**Data excerpts**
______
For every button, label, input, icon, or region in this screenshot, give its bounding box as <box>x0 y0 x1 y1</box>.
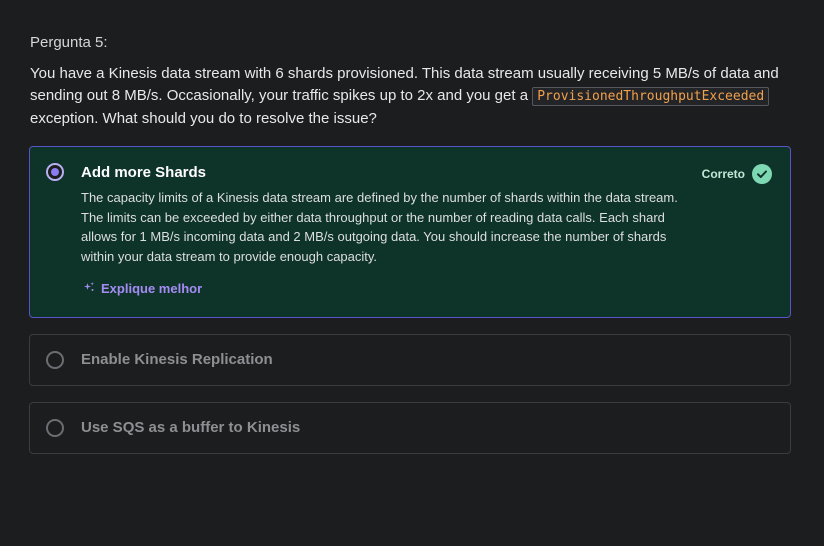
answer-option-1[interactable]: Add more Shards Correto The capacity lim… <box>29 146 791 318</box>
radio-button-selected[interactable] <box>46 163 64 181</box>
sparkle-icon <box>83 281 95 296</box>
option-title: Add more Shards <box>81 164 207 181</box>
option-title: Use SQS as a buffer to Kinesis <box>81 419 301 436</box>
question-text: You have a Kinesis data stream with 6 sh… <box>30 63 790 130</box>
answer-option-2[interactable]: Enable Kinesis Replication <box>29 334 791 386</box>
check-circle-icon <box>752 164 772 184</box>
option-title: Enable Kinesis Replication <box>81 351 273 368</box>
explain-more-label: Explique melhor <box>101 281 203 296</box>
question-label: Pergunta 5: <box>30 34 108 51</box>
correct-status: Correto <box>702 164 772 184</box>
question-text-after: exception. What should you do to resolve… <box>30 110 377 127</box>
option-explanation: The capacity limits of a Kinesis data st… <box>81 190 678 264</box>
code-snippet: ProvisionedThroughputExceeded <box>532 87 770 106</box>
answer-option-3[interactable]: Use SQS as a buffer to Kinesis <box>29 402 791 454</box>
explain-more-link[interactable]: Explique melhor <box>83 281 202 296</box>
status-label: Correto <box>701 167 745 181</box>
radio-button[interactable] <box>46 419 64 437</box>
radio-button[interactable] <box>46 351 64 369</box>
______
**Aim**
Write all the rows above again, switching every "Explique melhor" to "Explain more" and changing nothing else. Leave the pictures out.

**Completed exercise**
For every button, label, input, icon, or region in this screenshot, give its bounding box as <box>x0 y0 x1 y1</box>.
answer-option-1[interactable]: Add more Shards Correto The capacity lim… <box>29 146 791 318</box>
radio-button-selected[interactable] <box>46 163 64 181</box>
sparkle-icon <box>83 281 95 296</box>
option-title: Add more Shards <box>81 164 207 181</box>
option-title: Use SQS as a buffer to Kinesis <box>81 419 301 436</box>
question-text: You have a Kinesis data stream with 6 sh… <box>30 63 790 130</box>
answer-option-2[interactable]: Enable Kinesis Replication <box>29 334 791 386</box>
check-circle-icon <box>752 164 772 184</box>
option-title: Enable Kinesis Replication <box>81 351 273 368</box>
explain-more-label: Explain more <box>101 281 203 296</box>
question-label: Pergunta 5: <box>30 34 108 51</box>
correct-status: Correto <box>702 164 772 184</box>
question-text-after: exception. What should you do to resolve… <box>30 110 377 127</box>
option-explanation: The capacity limits of a Kinesis data st… <box>81 190 678 264</box>
code-snippet: ProvisionedThroughputExceeded <box>532 87 770 106</box>
answer-option-3[interactable]: Use SQS as a buffer to Kinesis <box>29 402 791 454</box>
explain-more-link[interactable]: Explain more <box>83 281 202 296</box>
status-label: Correto <box>701 167 745 181</box>
radio-button[interactable] <box>46 419 64 437</box>
radio-button[interactable] <box>46 351 64 369</box>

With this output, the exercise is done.